Instruction.
Copy every line of the items below, character for character, without changing anything.

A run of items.
§ §
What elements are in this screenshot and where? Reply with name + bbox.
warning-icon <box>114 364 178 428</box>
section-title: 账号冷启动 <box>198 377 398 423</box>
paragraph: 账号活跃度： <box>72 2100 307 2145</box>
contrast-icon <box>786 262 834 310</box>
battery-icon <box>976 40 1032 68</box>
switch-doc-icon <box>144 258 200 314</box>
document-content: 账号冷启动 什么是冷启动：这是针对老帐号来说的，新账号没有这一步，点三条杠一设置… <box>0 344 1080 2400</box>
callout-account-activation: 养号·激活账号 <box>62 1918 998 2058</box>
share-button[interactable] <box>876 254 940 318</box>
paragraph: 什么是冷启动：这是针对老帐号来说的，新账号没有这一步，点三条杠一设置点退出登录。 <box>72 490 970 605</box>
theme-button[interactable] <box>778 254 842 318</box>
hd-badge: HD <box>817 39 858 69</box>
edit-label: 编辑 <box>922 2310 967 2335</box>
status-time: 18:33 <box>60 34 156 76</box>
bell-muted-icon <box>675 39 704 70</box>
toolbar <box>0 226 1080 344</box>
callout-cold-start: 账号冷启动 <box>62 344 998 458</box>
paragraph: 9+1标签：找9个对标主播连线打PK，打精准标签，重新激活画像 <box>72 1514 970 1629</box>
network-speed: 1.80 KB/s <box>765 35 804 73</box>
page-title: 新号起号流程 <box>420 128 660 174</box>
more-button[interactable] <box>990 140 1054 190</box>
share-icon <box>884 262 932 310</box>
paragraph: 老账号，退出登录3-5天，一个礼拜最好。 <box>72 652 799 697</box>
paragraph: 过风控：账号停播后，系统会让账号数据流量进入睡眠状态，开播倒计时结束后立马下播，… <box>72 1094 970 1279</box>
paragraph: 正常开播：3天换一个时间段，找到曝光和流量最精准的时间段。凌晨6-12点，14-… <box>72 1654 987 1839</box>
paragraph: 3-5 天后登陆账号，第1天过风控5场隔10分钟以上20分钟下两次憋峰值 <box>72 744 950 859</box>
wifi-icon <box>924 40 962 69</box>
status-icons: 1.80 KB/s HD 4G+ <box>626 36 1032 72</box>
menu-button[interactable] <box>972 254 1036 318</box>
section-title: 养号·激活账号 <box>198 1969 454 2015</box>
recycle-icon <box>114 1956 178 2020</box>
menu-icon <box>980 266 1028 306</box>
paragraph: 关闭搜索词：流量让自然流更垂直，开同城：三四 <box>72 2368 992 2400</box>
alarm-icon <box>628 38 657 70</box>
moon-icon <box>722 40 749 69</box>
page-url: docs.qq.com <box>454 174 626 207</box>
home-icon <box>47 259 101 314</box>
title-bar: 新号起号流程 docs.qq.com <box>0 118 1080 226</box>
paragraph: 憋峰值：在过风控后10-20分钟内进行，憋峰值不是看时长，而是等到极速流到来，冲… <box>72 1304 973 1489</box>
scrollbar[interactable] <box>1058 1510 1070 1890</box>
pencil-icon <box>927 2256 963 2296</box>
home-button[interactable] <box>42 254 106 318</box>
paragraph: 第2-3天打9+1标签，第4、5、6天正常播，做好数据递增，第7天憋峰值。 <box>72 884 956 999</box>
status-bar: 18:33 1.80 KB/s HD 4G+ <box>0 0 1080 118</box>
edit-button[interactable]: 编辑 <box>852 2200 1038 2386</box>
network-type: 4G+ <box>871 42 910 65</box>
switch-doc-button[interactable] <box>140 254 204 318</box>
§ §
Written answer.
What elements are in this screenshot and where? Reply with name + bbox.
warning-icon <box>114 364 178 428</box>
section-title: 账号冷启动 <box>198 377 398 423</box>
paragraph: 账号活跃度： <box>72 2100 307 2145</box>
contrast-icon <box>786 262 834 310</box>
battery-icon <box>976 40 1032 68</box>
switch-doc-icon <box>144 258 200 314</box>
document-content: 账号冷启动 什么是冷启动：这是针对老帐号来说的，新账号没有这一步，点三条杠一设置… <box>0 344 1080 2400</box>
callout-account-activation: 养号·激活账号 <box>62 1918 998 2058</box>
share-button[interactable] <box>876 254 940 318</box>
paragraph: 什么是冷启动：这是针对老帐号来说的，新账号没有这一步，点三条杠一设置点退出登录。 <box>72 490 970 605</box>
theme-button[interactable] <box>778 254 842 318</box>
hd-badge: HD <box>817 39 858 69</box>
edit-label: 编辑 <box>922 2310 967 2335</box>
status-time: 18:33 <box>60 34 156 76</box>
bell-muted-icon <box>675 39 704 70</box>
toolbar <box>0 226 1080 344</box>
callout-cold-start: 账号冷启动 <box>62 344 998 458</box>
paragraph: 9+1标签：找9个对标主播连线打PK，打精准标签，重新激活画像 <box>72 1514 970 1629</box>
network-speed: 1.80 KB/s <box>765 35 804 73</box>
page-title: 新号起号流程 <box>420 128 660 174</box>
more-button[interactable] <box>990 140 1054 190</box>
share-icon <box>884 262 932 310</box>
paragraph: 老账号，退出登录3-5天，一个礼拜最好。 <box>72 652 799 697</box>
paragraph: 过风控：账号停播后，系统会让账号数据流量进入睡眠状态，开播倒计时结束后立马下播，… <box>72 1094 970 1279</box>
paragraph: 正常开播：3天换一个时间段，找到曝光和流量最精准的时间段。凌晨6-12点，14-… <box>72 1654 987 1839</box>
paragraph: 3-5 天后登陆账号，第1天过风控5场隔10分钟以上20分钟下两次憋峰值 <box>72 744 950 859</box>
wifi-icon <box>924 40 962 69</box>
status-icons: 1.80 KB/s HD 4G+ <box>626 36 1032 72</box>
menu-button[interactable] <box>972 254 1036 318</box>
section-title: 养号·激活账号 <box>198 1969 454 2015</box>
recycle-icon <box>114 1956 178 2020</box>
menu-icon <box>980 266 1028 306</box>
paragraph: 关闭搜索词：流量让自然流更垂直，开同城：三四 <box>72 2368 992 2400</box>
alarm-icon <box>628 38 657 70</box>
moon-icon <box>722 40 749 69</box>
page-url: docs.qq.com <box>454 174 626 207</box>
home-icon <box>47 259 101 314</box>
title-bar: 新号起号流程 docs.qq.com <box>0 118 1080 226</box>
paragraph: 憋峰值：在过风控后10-20分钟内进行，憋峰值不是看时长，而是等到极速流到来，冲… <box>72 1304 973 1489</box>
scrollbar[interactable] <box>1058 1510 1070 1890</box>
pencil-icon <box>927 2256 963 2296</box>
home-button[interactable] <box>42 254 106 318</box>
paragraph: 第2-3天打9+1标签，第4、5、6天正常播，做好数据递增，第7天憋峰值。 <box>72 884 956 999</box>
status-bar: 18:33 1.80 KB/s HD 4G+ <box>0 0 1080 118</box>
edit-button[interactable]: 编辑 <box>852 2200 1038 2386</box>
network-type: 4G+ <box>871 42 910 65</box>
switch-doc-button[interactable] <box>140 254 204 318</box>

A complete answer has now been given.